Source records
________________________

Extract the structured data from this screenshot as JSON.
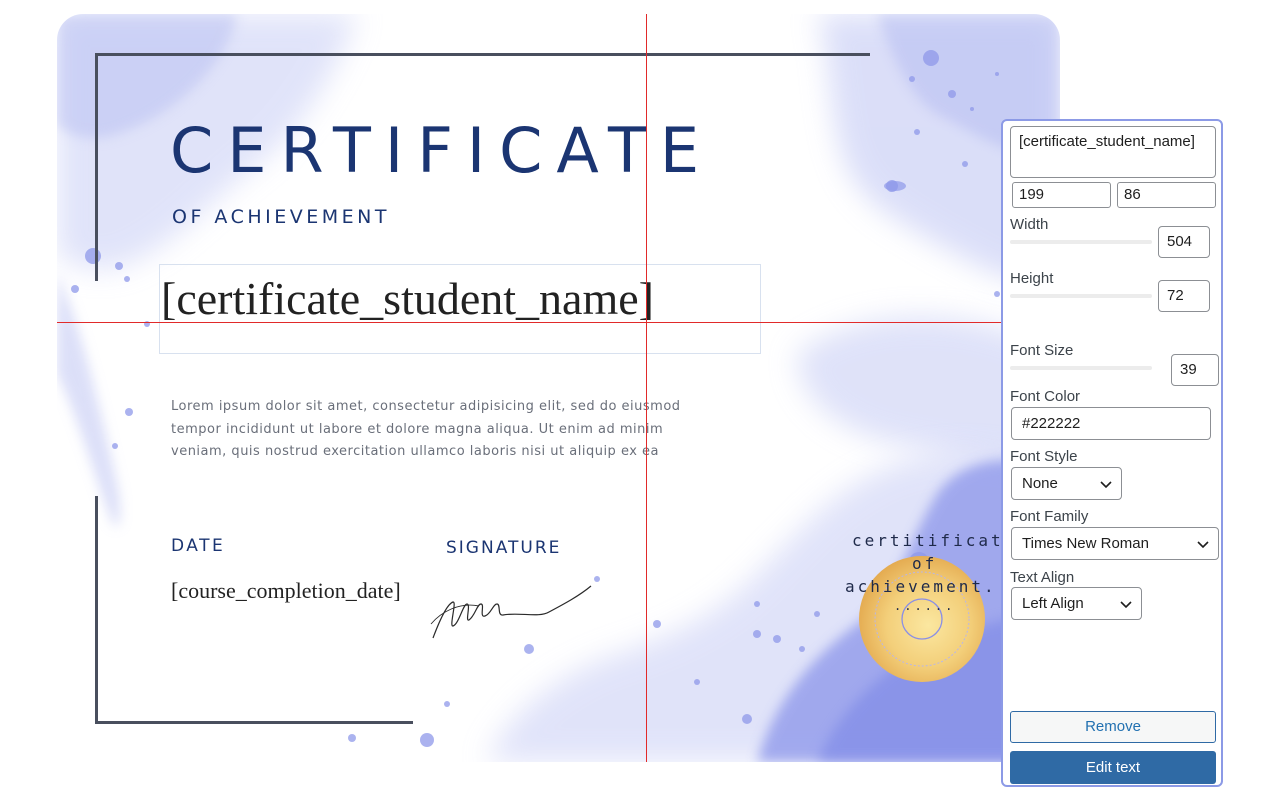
{
  "certificate": {
    "title": "CERTIFICATE",
    "subtitle": "OF ACHIEVEMENT",
    "student_name": "[certificate_student_name]",
    "body_lines": [
      "Lorem ipsum dolor sit amet, consectetur adipisicing elit, sed do eiusmod",
      "tempor incididunt ut labore et dolore magna aliqua. Ut enim ad minim",
      "veniam, quis nostrud exercitation ullamco laboris nisi ut aliquip ex ea"
    ],
    "date_label": "DATE",
    "date_value": "[course_completion_date]",
    "signature_label": "SIGNATURE",
    "seal_lines": [
      "certitificate",
      "of",
      "achievement.",
      "......"
    ]
  },
  "panel": {
    "text_value": "[certificate_student_name]",
    "pos_x": "199",
    "pos_y": "86",
    "width_label": "Width",
    "width_value": "504",
    "height_label": "Height",
    "height_value": "72",
    "font_size_label": "Font Size",
    "font_size_value": "39",
    "font_color_label": "Font Color",
    "font_color_value": "#222222",
    "font_style_label": "Font Style",
    "font_style_value": "None",
    "font_family_label": "Font Family",
    "font_family_value": "Times New Roman",
    "text_align_label": "Text Align",
    "text_align_value": "Left Align",
    "remove_label": "Remove",
    "edit_label": "Edit text"
  },
  "colors": {
    "title": "#1b3572",
    "guide": "#e12a2a",
    "panel_border": "#8c9ae6",
    "button_primary": "#2f6aa5",
    "watercolor": "#8e98ea"
  },
  "icons": [
    "chevron-down-icon",
    "gold-seal-icon",
    "signature-icon"
  ]
}
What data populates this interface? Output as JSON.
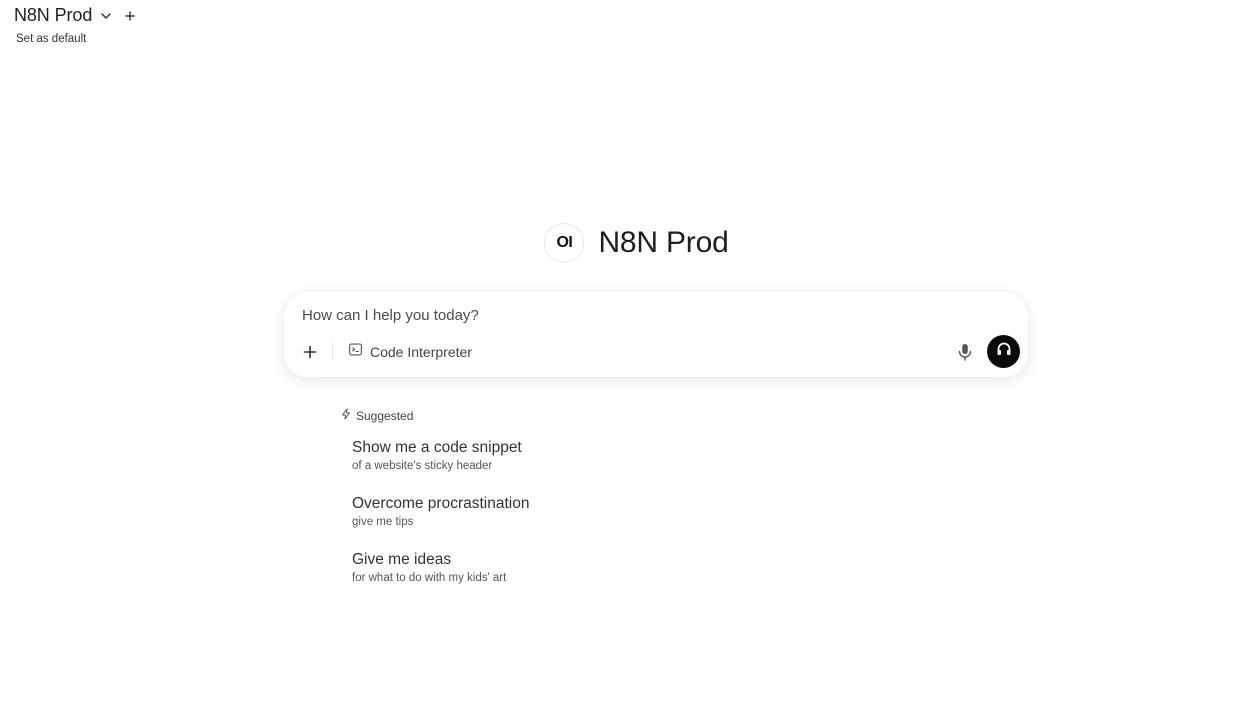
{
  "header": {
    "model_name": "N8N Prod",
    "set_default_label": "Set as default"
  },
  "hero": {
    "logo_text": "OI",
    "title": "N8N Prod"
  },
  "composer": {
    "placeholder": "How can I help you today?",
    "tool_label": "Code Interpreter"
  },
  "suggested": {
    "heading": "Suggested",
    "items": [
      {
        "title": "Show me a code snippet",
        "subtitle": "of a website's sticky header"
      },
      {
        "title": "Overcome procrastination",
        "subtitle": "give me tips"
      },
      {
        "title": "Give me ideas",
        "subtitle": "for what to do with my kids' art"
      }
    ]
  },
  "icons": {
    "model_dropdown": "chevron-down-icon",
    "new_chat": "plus-icon",
    "attach": "plus-icon",
    "code_interpreter": "terminal-icon",
    "microphone": "microphone-icon",
    "voice_mode": "headphones-icon",
    "suggested": "lightning-icon"
  },
  "colors": {
    "voice_button_bg": "#0a0a0a",
    "text_primary": "#1f1f1f"
  }
}
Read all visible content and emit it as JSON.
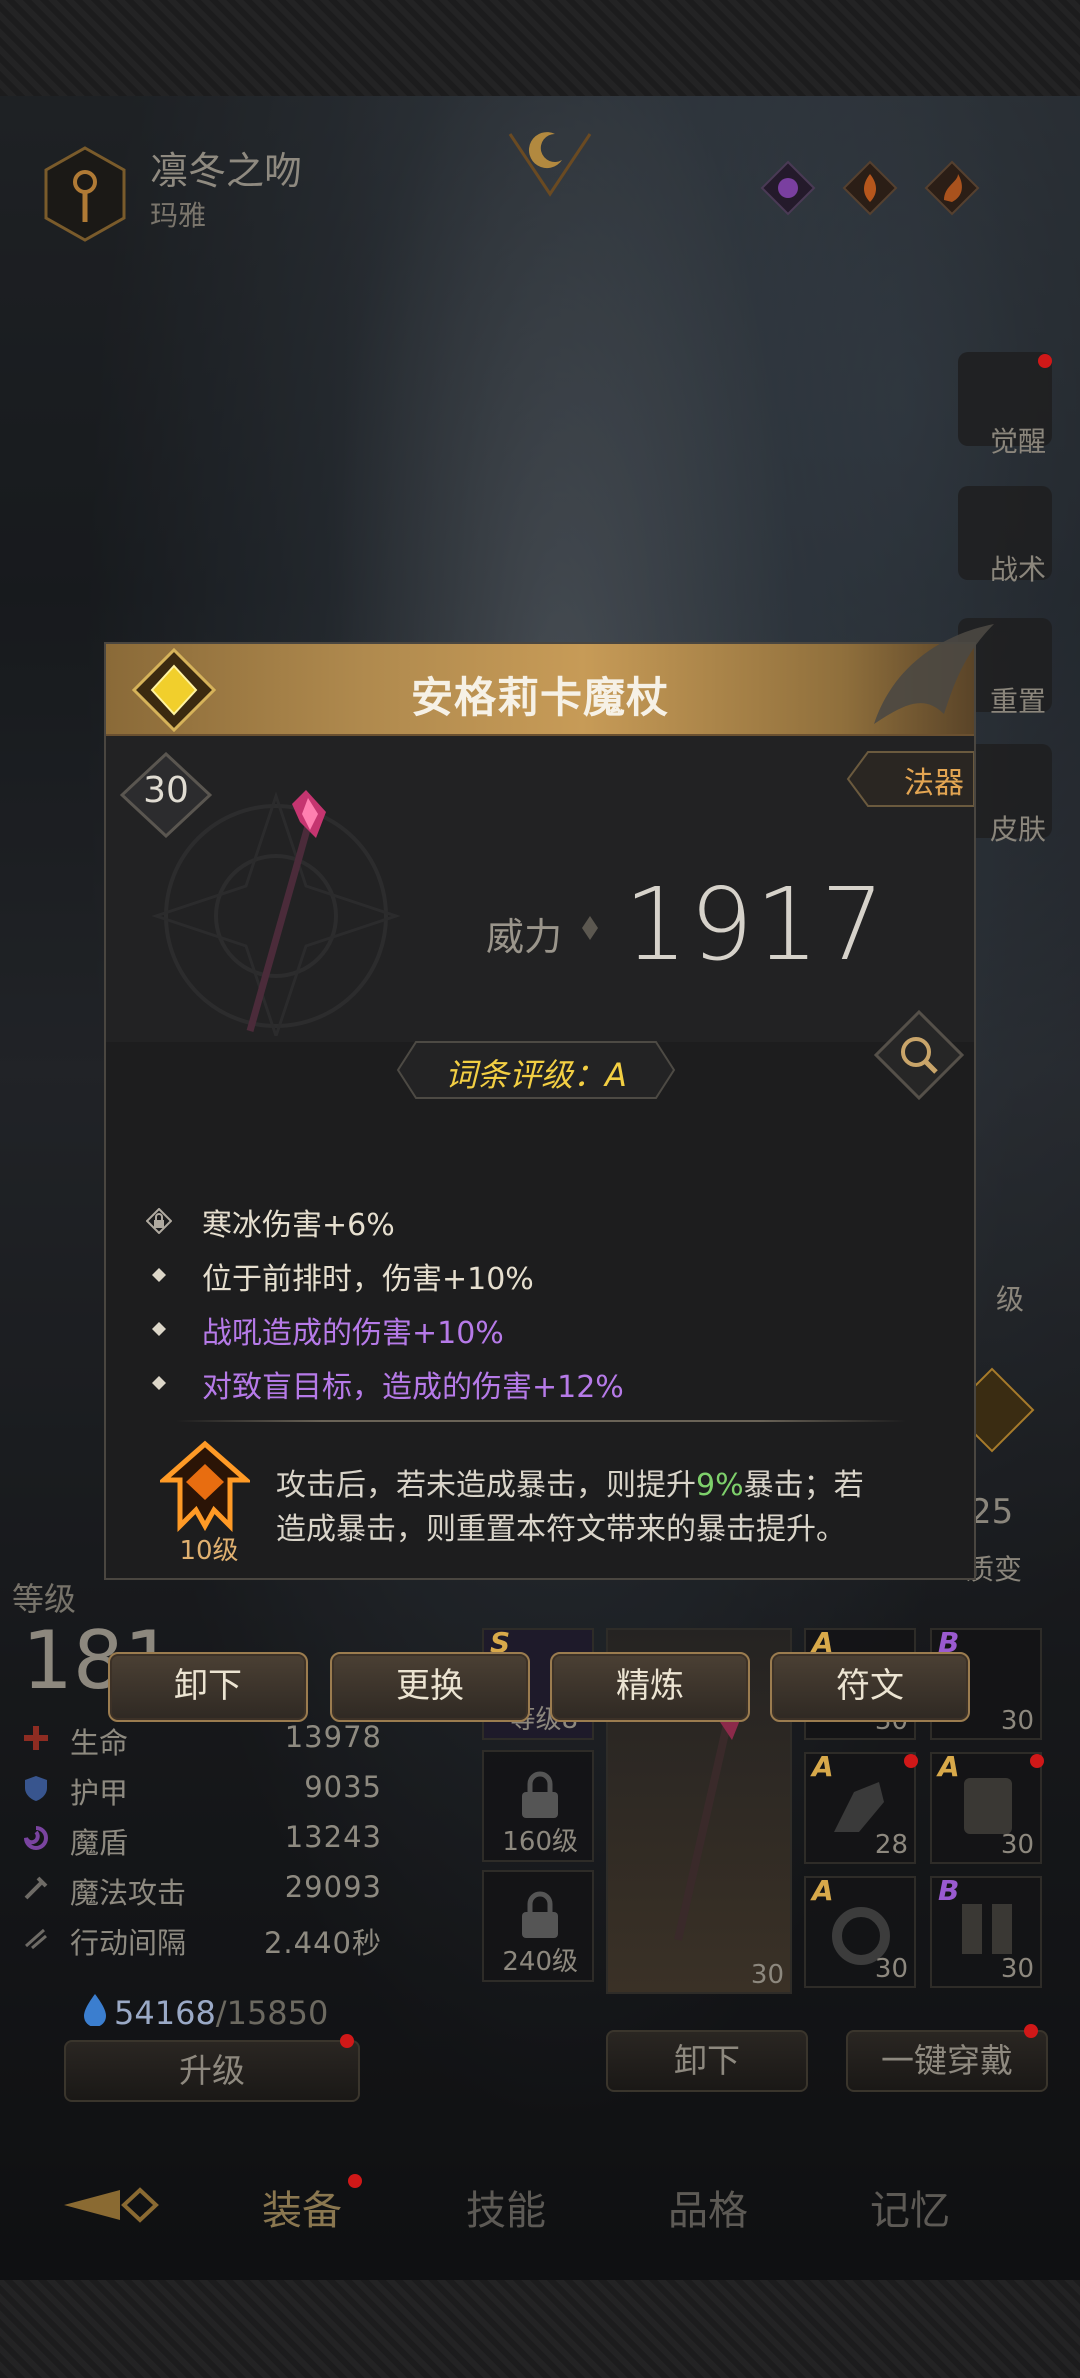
{
  "header": {
    "title": "凛冬之吻",
    "subtitle": "玛雅"
  },
  "side_menu": [
    {
      "label": "觉醒",
      "badge": true
    },
    {
      "label": "战术",
      "badge": false
    },
    {
      "label": "重置",
      "badge": false
    },
    {
      "label": "皮肤",
      "badge": false
    }
  ],
  "item_popup": {
    "name": "安格莉卡魔杖",
    "level": "30",
    "type": "法器",
    "power_label": "威力",
    "power_value": "1917",
    "affix_grade": "词条评级：A",
    "affixes": [
      {
        "text": "寒冰伤害+6%",
        "locked": true,
        "color": "#e6dfcf"
      },
      {
        "text": "位于前排时，伤害+10%",
        "locked": false,
        "color": "#e6dfcf"
      },
      {
        "text": "战吼造成的伤害+10%",
        "locked": false,
        "color": "#b67ae8"
      },
      {
        "text": "对致盲目标，造成的伤害+12%",
        "locked": false,
        "color": "#b67ae8"
      }
    ],
    "rune": {
      "level": "10级",
      "line1_pre": "攻击后，若未造成暴击，则提升",
      "line1_hl": "9%",
      "line1_post": "暴击；若",
      "line2": "造成暴击，则重置本符文带来的暴击提升。"
    },
    "actions": [
      "卸下",
      "更换",
      "精炼",
      "符文"
    ]
  },
  "hero": {
    "level_label": "等级",
    "level_value": "181",
    "stats": [
      {
        "label": "生命",
        "value": "13978",
        "icon": "heart-cross-icon",
        "color": "#c0392b"
      },
      {
        "label": "护甲",
        "value": "9035",
        "icon": "shield-icon",
        "color": "#4a77c4"
      },
      {
        "label": "魔盾",
        "value": "13243",
        "icon": "swirl-icon",
        "color": "#9b59b6"
      },
      {
        "label": "魔法攻击",
        "value": "29093",
        "icon": "magic-attack-icon",
        "color": "#8a8a8a"
      },
      {
        "label": "行动间隔",
        "value": "2.440秒",
        "icon": "speed-icon",
        "color": "#8a8a8a"
      }
    ],
    "exp_current": "54168",
    "exp_need": "/15850",
    "upgrade_label": "升级"
  },
  "rune_slots": [
    {
      "label": "等级8",
      "locked": false,
      "grade": "S"
    },
    {
      "label": "160级",
      "locked": true
    },
    {
      "label": "240级",
      "locked": true
    }
  ],
  "equipment": {
    "weapon_level": "30",
    "slots": [
      {
        "grade": "A",
        "level": "30",
        "grade_color": "#d8a94a"
      },
      {
        "grade": "B",
        "level": "30",
        "grade_color": "#9a5ad0"
      },
      {
        "grade": "A",
        "level": "28",
        "grade_color": "#d8a94a"
      },
      {
        "grade": "A",
        "level": "30",
        "grade_color": "#d8a94a"
      },
      {
        "grade": "A",
        "level": "30",
        "grade_color": "#d8a94a"
      },
      {
        "grade": "B",
        "level": "30",
        "grade_color": "#9a5ad0"
      }
    ],
    "unequip_label": "卸下",
    "equip_all_label": "一键穿戴"
  },
  "side_stats": {
    "rank_label": "级",
    "evolve_value": "25",
    "evolve_label": "质变"
  },
  "tabs": [
    "装备",
    "技能",
    "品格",
    "记忆"
  ],
  "colors": {
    "accent_gold": "#c79b57",
    "grade_yellow": "#f3cf43",
    "purple_affix": "#b67ae8",
    "highlight_green": "#7ed06b",
    "badge_red": "#d01818"
  }
}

________________________

## Task instructions:
Above are the records; reproduce them exactly and leave out the pictures.

## Right answer:
Extract the structured data from this screenshot as JSON.
{
  "certificate": {
    "title": "CERTIFICATE",
    "subtitle": "OF ACHIEVEMENT",
    "student_name": "[certificate_student_name]",
    "body_lines": [
      "Lorem ipsum dolor sit amet, consectetur adipisicing elit, sed do eiusmod",
      "tempor incididunt ut labore et dolore magna aliqua. Ut enim ad minim",
      "veniam, quis nostrud exercitation ullamco laboris nisi ut aliquip ex ea"
    ],
    "date_label": "DATE",
    "date_value": "[course_completion_date]",
    "signature_label": "SIGNATURE",
    "seal_lines": [
      "certitificate",
      "of",
      "achievement.",
      "......"
    ]
  },
  "panel": {
    "text_value": "[certificate_student_name]",
    "pos_x": "199",
    "pos_y": "86",
    "width_label": "Width",
    "width_value": "504",
    "height_label": "Height",
    "height_value": "72",
    "font_size_label": "Font Size",
    "font_size_value": "39",
    "font_color_label": "Font Color",
    "font_color_value": "#222222",
    "font_style_label": "Font Style",
    "font_style_value": "None",
    "font_family_label": "Font Family",
    "font_family_value": "Times New Roman",
    "text_align_label": "Text Align",
    "text_align_value": "Left Align",
    "remove_label": "Remove",
    "edit_label": "Edit text"
  },
  "colors": {
    "title": "#1b3572",
    "guide": "#e12a2a",
    "panel_border": "#8c9ae6",
    "button_primary": "#2f6aa5",
    "watercolor": "#8e98ea"
  },
  "icons": [
    "chevron-down-icon",
    "gold-seal-icon",
    "signature-icon"
  ]
}
What data populates this interface? Output as JSON.
{
  "header": {
    "model_name": "N8N Prod",
    "set_default_label": "Set as default"
  },
  "hero": {
    "logo_text": "OI",
    "title": "N8N Prod"
  },
  "composer": {
    "placeholder": "How can I help you today?",
    "tool_label": "Code Interpreter"
  },
  "suggested": {
    "heading": "Suggested",
    "items": [
      {
        "title": "Show me a code snippet",
        "subtitle": "of a website's sticky header"
      },
      {
        "title": "Overcome procrastination",
        "subtitle": "give me tips"
      },
      {
        "title": "Give me ideas",
        "subtitle": "for what to do with my kids' art"
      }
    ]
  },
  "icons": {
    "model_dropdown": "chevron-down-icon",
    "new_chat": "plus-icon",
    "attach": "plus-icon",
    "code_interpreter": "terminal-icon",
    "microphone": "microphone-icon",
    "voice_mode": "headphones-icon",
    "suggested": "lightning-icon"
  },
  "colors": {
    "voice_button_bg": "#0a0a0a",
    "text_primary": "#1f1f1f"
  }
}
Read all visible content and emit it as JSON.
{
  "header": {
    "title": "凛冬之吻",
    "subtitle": "玛雅"
  },
  "side_menu": [
    {
      "label": "觉醒",
      "badge": true
    },
    {
      "label": "战术",
      "badge": false
    },
    {
      "label": "重置",
      "badge": false
    },
    {
      "label": "皮肤",
      "badge": false
    }
  ],
  "item_popup": {
    "name": "安格莉卡魔杖",
    "level": "30",
    "type": "法器",
    "power_label": "威力",
    "power_value": "1917",
    "affix_grade": "词条评级：A",
    "affixes": [
      {
        "text": "寒冰伤害+6%",
        "locked": true,
        "color": "#e6dfcf"
      },
      {
        "text": "位于前排时，伤害+10%",
        "locked": false,
        "color": "#e6dfcf"
      },
      {
        "text": "战吼造成的伤害+10%",
        "locked": false,
        "color": "#b67ae8"
      },
      {
        "text": "对致盲目标，造成的伤害+12%",
        "locked": false,
        "color": "#b67ae8"
      }
    ],
    "rune": {
      "level": "10级",
      "line1_pre": "攻击后，若未造成暴击，则提升",
      "line1_hl": "9%",
      "line1_post": "暴击；若",
      "line2": "造成暴击，则重置本符文带来的暴击提升。"
    },
    "actions": [
      "卸下",
      "更换",
      "精炼",
      "符文"
    ]
  },
  "hero": {
    "level_label": "等级",
    "level_value": "181",
    "stats": [
      {
        "label": "生命",
        "value": "13978",
        "icon": "heart-cross-icon",
        "color": "#c0392b"
      },
      {
        "label": "护甲",
        "value": "9035",
        "icon": "shield-icon",
        "color": "#4a77c4"
      },
      {
        "label": "魔盾",
        "value": "13243",
        "icon": "swirl-icon",
        "color": "#9b59b6"
      },
      {
        "label": "魔法攻击",
        "value": "29093",
        "icon": "magic-attack-icon",
        "color": "#8a8a8a"
      },
      {
        "label": "行动间隔",
        "value": "2.440秒",
        "icon": "speed-icon",
        "color": "#8a8a8a"
      }
    ],
    "exp_current": "54168",
    "exp_need": "/15850",
    "upgrade_label": "升级"
  },
  "rune_slots": [
    {
      "label": "等级8",
      "locked": false,
      "grade": "S"
    },
    {
      "label": "160级",
      "locked": true
    },
    {
      "label": "240级",
      "locked": true
    }
  ],
  "equipment": {
    "weapon_level": "30",
    "slots": [
      {
        "grade": "A",
        "level": "30",
        "grade_color": "#d8a94a"
      },
      {
        "grade": "B",
        "level": "30",
        "grade_color": "#9a5ad0"
      },
      {
        "grade": "A",
        "level": "28",
        "grade_color": "#d8a94a"
      },
      {
        "grade": "A",
        "level": "30",
        "grade_color": "#d8a94a"
      },
      {
        "grade": "A",
        "level": "30",
        "grade_color": "#d8a94a"
      },
      {
        "grade": "B",
        "level": "30",
        "grade_color": "#9a5ad0"
      }
    ],
    "unequip_label": "卸下",
    "equip_all_label": "一键穿戴"
  },
  "side_stats": {
    "rank_label": "级",
    "evolve_value": "25",
    "evolve_label": "质变"
  },
  "tabs": [
    "装备",
    "技能",
    "品格",
    "记忆"
  ],
  "colors": {
    "accent_gold": "#c79b57",
    "grade_yellow": "#f3cf43",
    "purple_affix": "#b67ae8",
    "highlight_green": "#7ed06b",
    "badge_red": "#d01818"
  }
}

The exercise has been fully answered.